- **Instructions for the task**: Below are records. Copy every line with "EXPECT" in it.

Dataset items
------------------------------------------------------------------------

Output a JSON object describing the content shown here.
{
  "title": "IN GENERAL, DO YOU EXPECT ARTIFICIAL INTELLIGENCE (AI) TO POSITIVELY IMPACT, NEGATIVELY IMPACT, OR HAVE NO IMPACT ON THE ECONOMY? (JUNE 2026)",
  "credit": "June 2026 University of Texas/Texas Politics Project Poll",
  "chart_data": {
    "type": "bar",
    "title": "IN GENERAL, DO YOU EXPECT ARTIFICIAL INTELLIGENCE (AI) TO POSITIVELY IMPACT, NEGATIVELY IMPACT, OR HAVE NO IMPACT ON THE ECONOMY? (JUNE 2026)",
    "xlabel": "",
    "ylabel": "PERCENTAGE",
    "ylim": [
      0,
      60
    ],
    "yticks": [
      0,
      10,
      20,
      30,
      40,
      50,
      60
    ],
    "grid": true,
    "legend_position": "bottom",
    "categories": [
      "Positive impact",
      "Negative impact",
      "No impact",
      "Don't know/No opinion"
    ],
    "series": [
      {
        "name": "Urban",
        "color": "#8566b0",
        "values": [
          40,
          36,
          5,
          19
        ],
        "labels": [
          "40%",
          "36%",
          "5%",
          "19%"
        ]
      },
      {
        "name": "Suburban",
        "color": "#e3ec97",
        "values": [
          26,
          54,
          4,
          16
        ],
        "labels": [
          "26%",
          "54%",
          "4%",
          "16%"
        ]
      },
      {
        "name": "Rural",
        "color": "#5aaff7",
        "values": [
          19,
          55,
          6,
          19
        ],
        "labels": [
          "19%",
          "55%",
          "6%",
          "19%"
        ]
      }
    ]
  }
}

------------------------------------------------------------------------

- **Result below**:
  "title": "IN GENERAL, DO YOU EXPECT ARTIFICIAL INTELLIGENCE (AI) TO POSITIVELY IMPACT, NEGATIVELY IMPACT, OR HAVE NO IMPACT ON THE ECONOMY? (JUNE 2026)",
    "title": "IN GENERAL, DO YOU EXPECT ARTIFICIAL INTELLIGENCE (AI) TO POSITIVELY IMPACT, NEGATIVELY IMPACT, OR HAVE NO IMPACT ON THE ECONOMY? (JUNE 2026)",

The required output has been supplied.